> _Problem description_
Keep every line where the word "sacrificial" appears; drop the rest.

= = =

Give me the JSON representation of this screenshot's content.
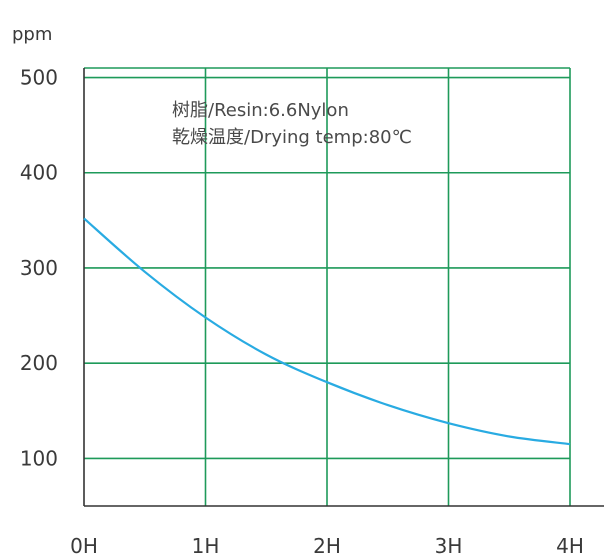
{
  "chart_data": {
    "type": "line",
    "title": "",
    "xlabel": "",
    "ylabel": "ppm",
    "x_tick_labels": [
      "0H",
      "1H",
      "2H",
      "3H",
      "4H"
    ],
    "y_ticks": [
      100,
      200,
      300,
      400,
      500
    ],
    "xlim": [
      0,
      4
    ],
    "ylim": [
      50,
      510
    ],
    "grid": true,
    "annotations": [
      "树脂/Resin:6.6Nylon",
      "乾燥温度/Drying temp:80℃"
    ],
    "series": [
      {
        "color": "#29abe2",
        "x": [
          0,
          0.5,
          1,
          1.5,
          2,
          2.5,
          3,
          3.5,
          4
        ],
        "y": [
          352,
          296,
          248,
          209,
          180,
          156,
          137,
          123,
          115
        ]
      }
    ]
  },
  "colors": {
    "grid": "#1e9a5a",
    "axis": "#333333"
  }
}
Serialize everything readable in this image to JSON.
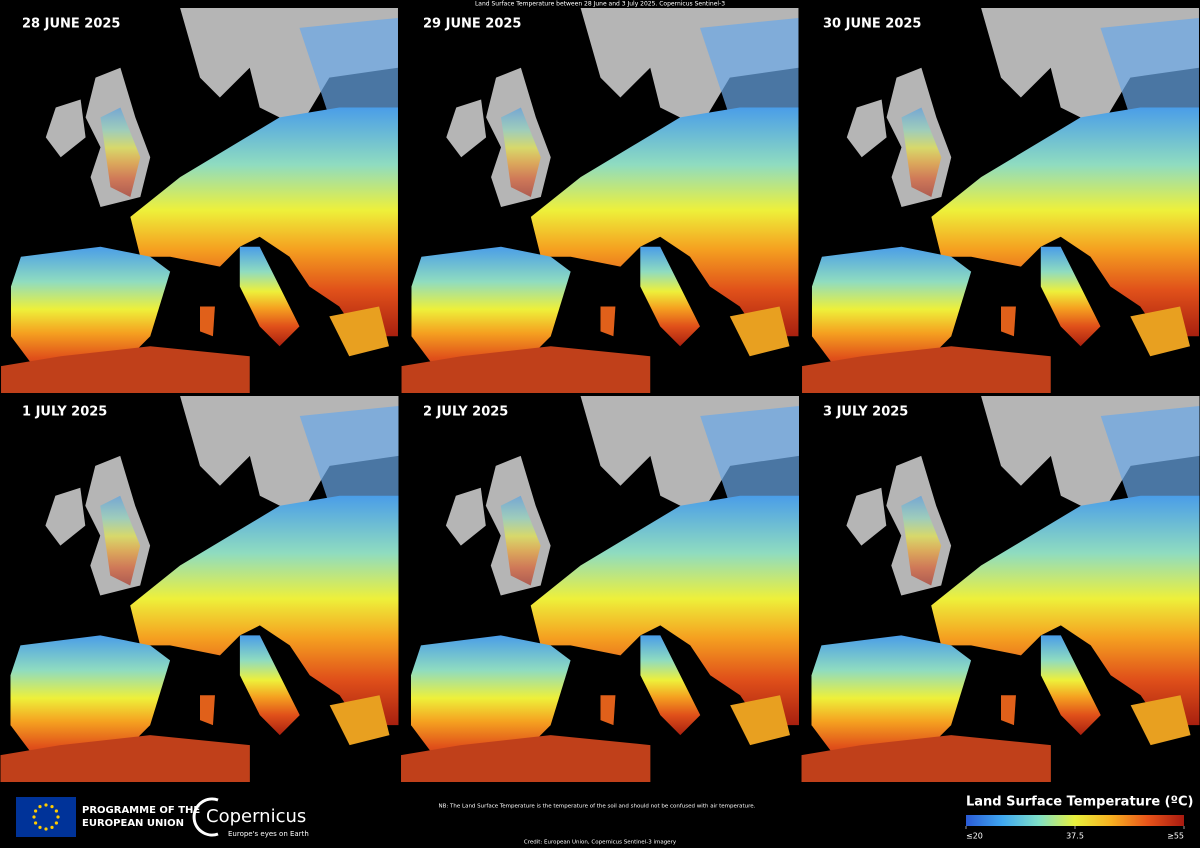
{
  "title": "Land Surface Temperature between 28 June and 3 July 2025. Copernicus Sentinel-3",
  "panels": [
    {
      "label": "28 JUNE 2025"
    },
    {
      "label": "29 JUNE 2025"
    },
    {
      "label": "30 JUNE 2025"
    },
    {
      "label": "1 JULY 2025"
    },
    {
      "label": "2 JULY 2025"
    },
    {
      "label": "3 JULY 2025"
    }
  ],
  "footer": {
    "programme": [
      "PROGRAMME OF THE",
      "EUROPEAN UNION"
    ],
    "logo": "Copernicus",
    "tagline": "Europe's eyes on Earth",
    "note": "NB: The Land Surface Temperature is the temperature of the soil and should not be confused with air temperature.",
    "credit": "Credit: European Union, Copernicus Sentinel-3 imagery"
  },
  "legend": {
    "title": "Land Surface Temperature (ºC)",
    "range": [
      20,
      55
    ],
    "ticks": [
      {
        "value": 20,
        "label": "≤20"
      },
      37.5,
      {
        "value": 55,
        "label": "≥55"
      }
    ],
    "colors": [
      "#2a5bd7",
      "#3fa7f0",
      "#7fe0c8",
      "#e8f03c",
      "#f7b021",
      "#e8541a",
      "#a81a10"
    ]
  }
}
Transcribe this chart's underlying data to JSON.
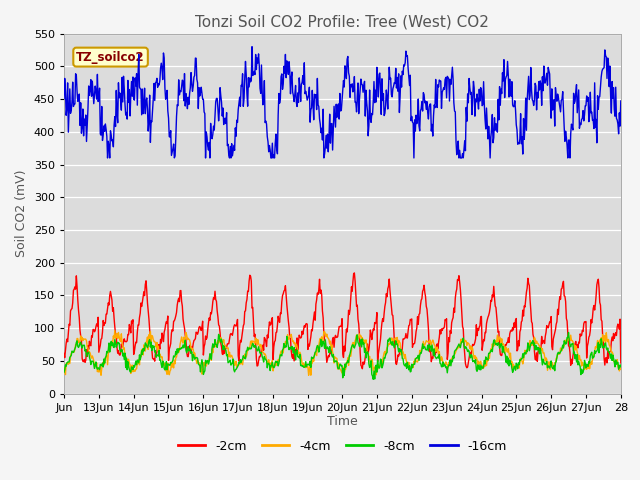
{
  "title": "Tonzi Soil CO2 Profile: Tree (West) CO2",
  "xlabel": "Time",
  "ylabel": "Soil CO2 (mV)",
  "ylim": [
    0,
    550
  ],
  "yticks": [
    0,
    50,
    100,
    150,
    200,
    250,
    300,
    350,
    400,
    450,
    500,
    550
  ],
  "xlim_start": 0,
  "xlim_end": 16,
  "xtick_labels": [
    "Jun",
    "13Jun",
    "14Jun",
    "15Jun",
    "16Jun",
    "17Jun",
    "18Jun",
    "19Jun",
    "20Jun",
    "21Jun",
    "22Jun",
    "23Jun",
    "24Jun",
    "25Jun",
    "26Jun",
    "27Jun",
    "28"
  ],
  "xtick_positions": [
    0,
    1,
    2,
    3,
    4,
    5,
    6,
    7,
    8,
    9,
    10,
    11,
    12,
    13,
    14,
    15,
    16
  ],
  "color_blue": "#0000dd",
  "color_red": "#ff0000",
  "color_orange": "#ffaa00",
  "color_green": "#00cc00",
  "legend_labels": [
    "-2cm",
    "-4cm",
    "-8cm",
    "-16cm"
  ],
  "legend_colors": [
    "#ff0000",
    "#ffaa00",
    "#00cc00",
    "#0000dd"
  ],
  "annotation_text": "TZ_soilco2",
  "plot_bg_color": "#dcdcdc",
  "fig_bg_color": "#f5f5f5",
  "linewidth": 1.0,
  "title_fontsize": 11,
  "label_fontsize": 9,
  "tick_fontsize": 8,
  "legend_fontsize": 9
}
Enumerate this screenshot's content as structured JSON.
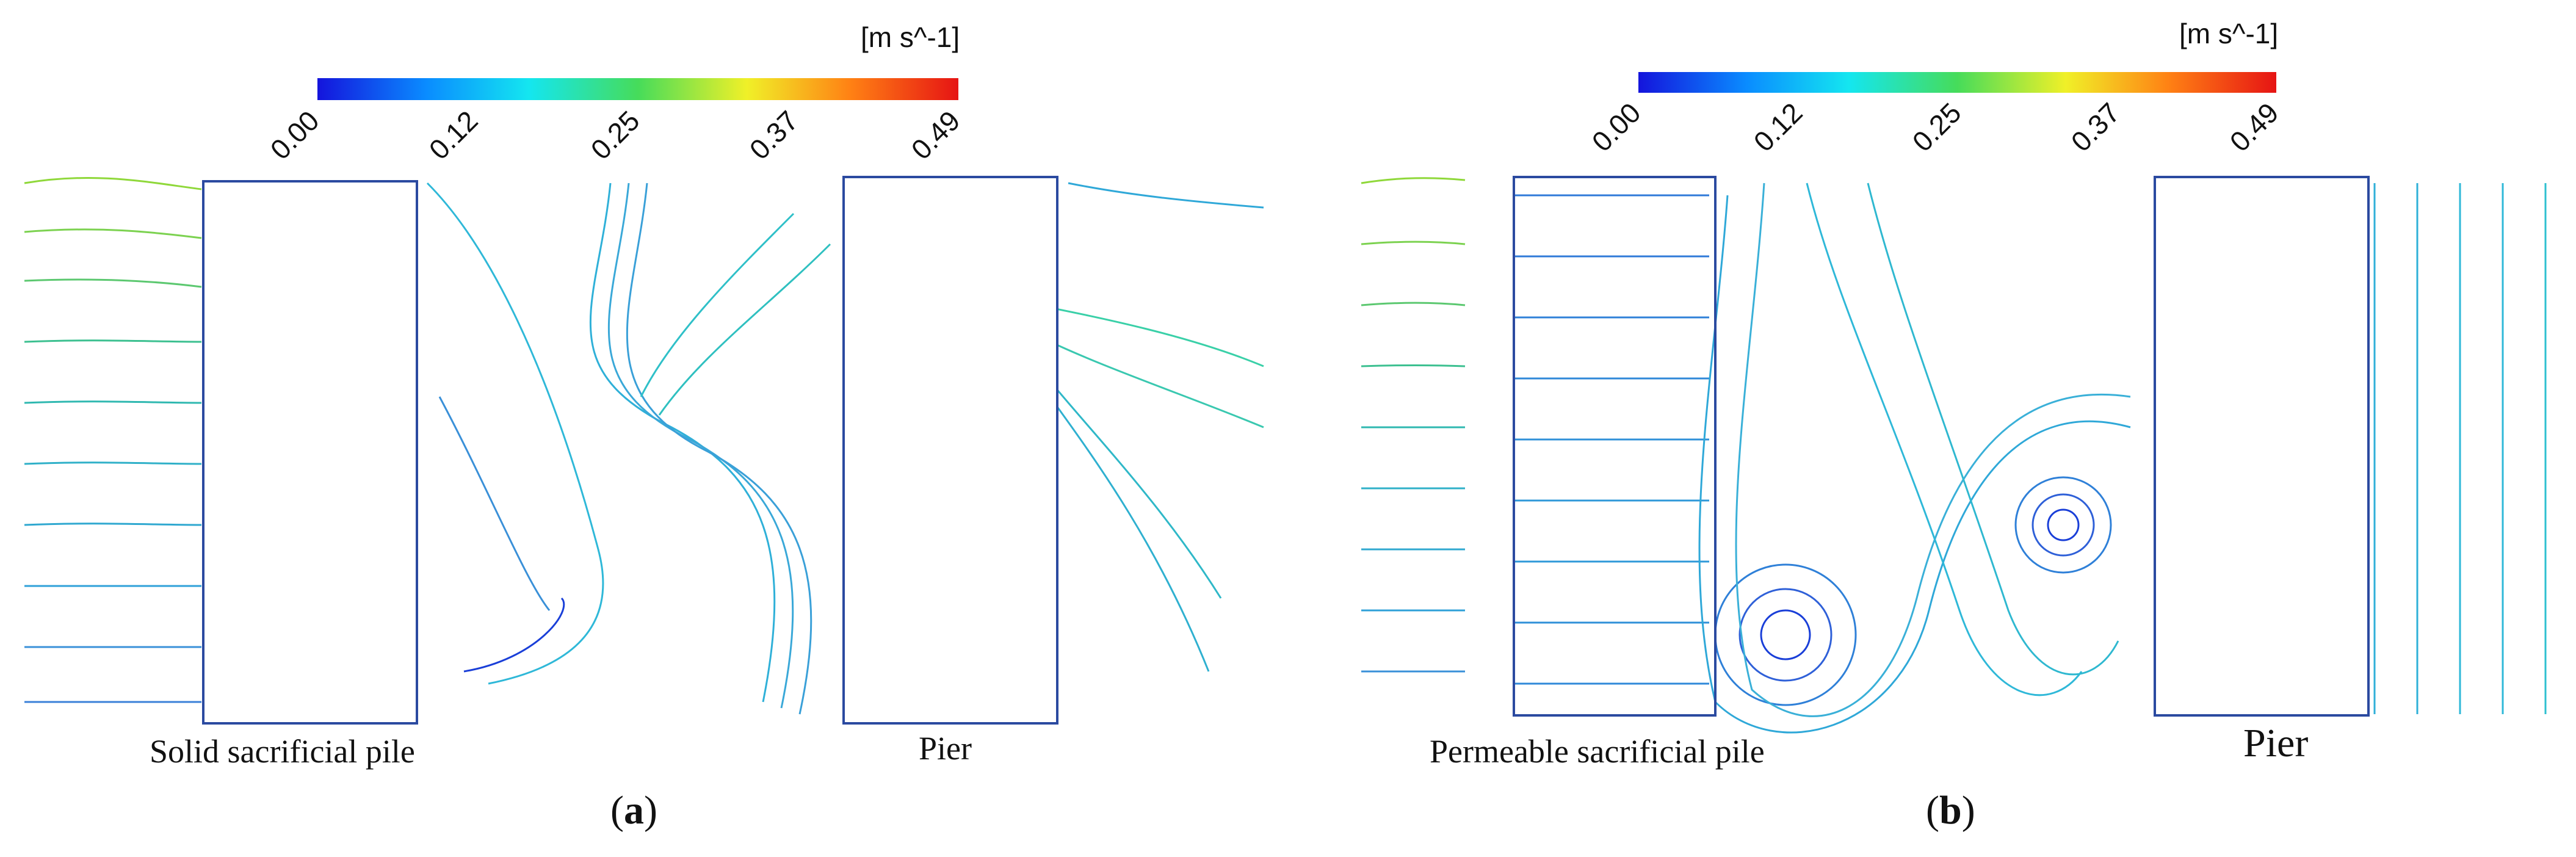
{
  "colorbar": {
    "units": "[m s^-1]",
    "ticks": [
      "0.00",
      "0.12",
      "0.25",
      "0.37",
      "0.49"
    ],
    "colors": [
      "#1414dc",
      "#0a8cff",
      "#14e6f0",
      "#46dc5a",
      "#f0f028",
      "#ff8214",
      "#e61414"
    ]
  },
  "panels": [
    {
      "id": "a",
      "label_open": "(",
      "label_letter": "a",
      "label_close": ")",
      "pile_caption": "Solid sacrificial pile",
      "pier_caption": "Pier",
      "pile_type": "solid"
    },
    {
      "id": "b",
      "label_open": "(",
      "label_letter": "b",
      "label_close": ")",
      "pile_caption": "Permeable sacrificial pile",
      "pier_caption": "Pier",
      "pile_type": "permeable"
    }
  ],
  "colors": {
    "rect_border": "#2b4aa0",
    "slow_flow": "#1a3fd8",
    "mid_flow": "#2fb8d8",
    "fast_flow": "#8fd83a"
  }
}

= = =

> _Reply to the exercise_
      "pile_caption": "Solid sacrificial pile",
      "pile_caption": "Permeable sacrificial pile",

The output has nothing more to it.